Records from a dataset
+---+

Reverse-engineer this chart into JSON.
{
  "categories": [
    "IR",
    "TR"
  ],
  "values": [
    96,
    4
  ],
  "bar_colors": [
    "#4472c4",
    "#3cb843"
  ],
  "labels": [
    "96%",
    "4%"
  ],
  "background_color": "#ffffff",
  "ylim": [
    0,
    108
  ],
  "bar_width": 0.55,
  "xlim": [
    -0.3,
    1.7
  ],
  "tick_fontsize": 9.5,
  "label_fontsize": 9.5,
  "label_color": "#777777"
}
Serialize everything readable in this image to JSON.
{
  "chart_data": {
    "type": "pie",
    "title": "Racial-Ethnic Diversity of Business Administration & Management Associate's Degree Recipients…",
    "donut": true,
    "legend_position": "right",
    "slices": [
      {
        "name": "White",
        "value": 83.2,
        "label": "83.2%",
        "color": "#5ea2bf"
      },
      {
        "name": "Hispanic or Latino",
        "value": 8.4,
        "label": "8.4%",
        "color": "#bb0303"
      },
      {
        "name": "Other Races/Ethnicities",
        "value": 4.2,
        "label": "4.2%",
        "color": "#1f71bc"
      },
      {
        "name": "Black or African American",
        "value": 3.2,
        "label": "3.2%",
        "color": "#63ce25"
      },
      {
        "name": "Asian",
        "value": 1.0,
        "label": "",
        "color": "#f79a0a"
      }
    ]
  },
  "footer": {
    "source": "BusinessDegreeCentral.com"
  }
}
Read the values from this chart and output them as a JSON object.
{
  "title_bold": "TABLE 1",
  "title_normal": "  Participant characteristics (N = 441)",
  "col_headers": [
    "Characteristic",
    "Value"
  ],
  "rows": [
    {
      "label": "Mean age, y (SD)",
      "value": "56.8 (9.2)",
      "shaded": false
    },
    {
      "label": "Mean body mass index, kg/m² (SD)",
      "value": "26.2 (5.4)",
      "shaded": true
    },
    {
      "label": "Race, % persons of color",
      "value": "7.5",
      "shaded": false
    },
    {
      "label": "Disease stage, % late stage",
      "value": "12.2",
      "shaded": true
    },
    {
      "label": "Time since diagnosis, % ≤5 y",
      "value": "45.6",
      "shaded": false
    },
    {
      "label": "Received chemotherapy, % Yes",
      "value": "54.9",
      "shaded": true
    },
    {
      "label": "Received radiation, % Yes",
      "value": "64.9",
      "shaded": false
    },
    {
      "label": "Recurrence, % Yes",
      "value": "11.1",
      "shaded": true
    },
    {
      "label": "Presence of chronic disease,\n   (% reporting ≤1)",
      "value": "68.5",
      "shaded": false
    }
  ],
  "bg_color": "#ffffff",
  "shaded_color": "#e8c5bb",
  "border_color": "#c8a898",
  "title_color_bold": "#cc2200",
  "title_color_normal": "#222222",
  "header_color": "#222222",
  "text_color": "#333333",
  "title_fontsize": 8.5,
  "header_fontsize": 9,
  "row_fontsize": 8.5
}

+---+

DIRECTION: Every entry in the listing must be retyped exactly.

ANSWER TO THIS TASK:
Reverse-engineer this chart into JSON.
{
  "categories": [
    "IR",
    "TR"
  ],
  "values": [
    96,
    4
  ],
  "bar_colors": [
    "#4472c4",
    "#3cb843"
  ],
  "labels": [
    "96%",
    "4%"
  ],
  "background_color": "#ffffff",
  "ylim": [
    0,
    108
  ],
  "bar_width": 0.55,
  "xlim": [
    -0.3,
    1.7
  ],
  "tick_fontsize": 9.5,
  "label_fontsize": 9.5,
  "label_color": "#777777"
}
Serialize everything readable in this image to JSON.
{
  "chart_data": {
    "type": "pie",
    "title": "Racial-Ethnic Diversity of Business Administration & Management Associate's Degree Recipients…",
    "donut": true,
    "legend_position": "right",
    "slices": [
      {
        "name": "White",
        "value": 83.2,
        "label": "83.2%",
        "color": "#5ea2bf"
      },
      {
        "name": "Hispanic or Latino",
        "value": 8.4,
        "label": "8.4%",
        "color": "#bb0303"
      },
      {
        "name": "Other Races/Ethnicities",
        "value": 4.2,
        "label": "4.2%",
        "color": "#1f71bc"
      },
      {
        "name": "Black or African American",
        "value": 3.2,
        "label": "3.2%",
        "color": "#63ce25"
      },
      {
        "name": "Asian",
        "value": 1.0,
        "label": "",
        "color": "#f79a0a"
      }
    ]
  },
  "footer": {
    "source": "BusinessDegreeCentral.com"
  }
}
Read the values from this chart and output them as a JSON object.
{
  "title_bold": "TABLE 1",
  "title_normal": "  Participant characteristics (N = 441)",
  "col_headers": [
    "Characteristic",
    "Value"
  ],
  "rows": [
    {
      "label": "Mean age, y (SD)",
      "value": "56.8 (9.2)",
      "shaded": false
    },
    {
      "label": "Mean body mass index, kg/m² (SD)",
      "value": "26.2 (5.4)",
      "shaded": true
    },
    {
      "label": "Race, % persons of color",
      "value": "7.5",
      "shaded": false
    },
    {
      "label": "Disease stage, % late stage",
      "value": "12.2",
      "shaded": true
    },
    {
      "label": "Time since diagnosis, % ≤5 y",
      "value": "45.6",
      "shaded": false
    },
    {
      "label": "Received chemotherapy, % Yes",
      "value": "54.9",
      "shaded": true
    },
    {
      "label": "Received radiation, % Yes",
      "value": "64.9",
      "shaded": false
    },
    {
      "label": "Recurrence, % Yes",
      "value": "11.1",
      "shaded": true
    },
    {
      "label": "Presence of chronic disease,\n   (% reporting ≤1)",
      "value": "68.5",
      "shaded": false
    }
  ],
  "bg_color": "#ffffff",
  "shaded_color": "#e8c5bb",
  "border_color": "#c8a898",
  "title_color_bold": "#cc2200",
  "title_color_normal": "#222222",
  "header_color": "#222222",
  "text_color": "#333333",
  "title_fontsize": 8.5,
  "header_fontsize": 9,
  "row_fontsize": 8.5
}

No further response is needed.